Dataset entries
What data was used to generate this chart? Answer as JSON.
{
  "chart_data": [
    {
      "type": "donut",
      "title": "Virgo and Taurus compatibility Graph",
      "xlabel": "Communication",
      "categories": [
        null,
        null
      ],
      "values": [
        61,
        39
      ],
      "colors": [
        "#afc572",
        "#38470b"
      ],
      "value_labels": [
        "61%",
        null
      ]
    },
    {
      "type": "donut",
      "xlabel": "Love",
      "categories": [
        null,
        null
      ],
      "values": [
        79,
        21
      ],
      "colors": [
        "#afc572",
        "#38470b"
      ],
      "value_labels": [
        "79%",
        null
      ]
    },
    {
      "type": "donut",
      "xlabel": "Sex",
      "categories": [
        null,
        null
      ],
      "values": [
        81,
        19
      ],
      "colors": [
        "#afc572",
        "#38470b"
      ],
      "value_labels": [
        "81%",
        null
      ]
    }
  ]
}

Written problem: Quote each line above in full, word for word.

Problem solution:
What data was used to generate this chart? Answer as JSON.
{
  "chart_data": [
    {
      "type": "donut",
      "title": "Virgo and Taurus compatibility Graph",
      "xlabel": "Communication",
      "categories": [
        null,
        null
      ],
      "values": [
        61,
        39
      ],
      "colors": [
        "#afc572",
        "#38470b"
      ],
      "value_labels": [
        "61%",
        null
      ]
    },
    {
      "type": "donut",
      "xlabel": "Love",
      "categories": [
        null,
        null
      ],
      "values": [
        79,
        21
      ],
      "colors": [
        "#afc572",
        "#38470b"
      ],
      "value_labels": [
        "79%",
        null
      ]
    },
    {
      "type": "donut",
      "xlabel": "Sex",
      "categories": [
        null,
        null
      ],
      "values": [
        81,
        19
      ],
      "colors": [
        "#afc572",
        "#38470b"
      ],
      "value_labels": [
        "81%",
        null
      ]
    }
  ]
}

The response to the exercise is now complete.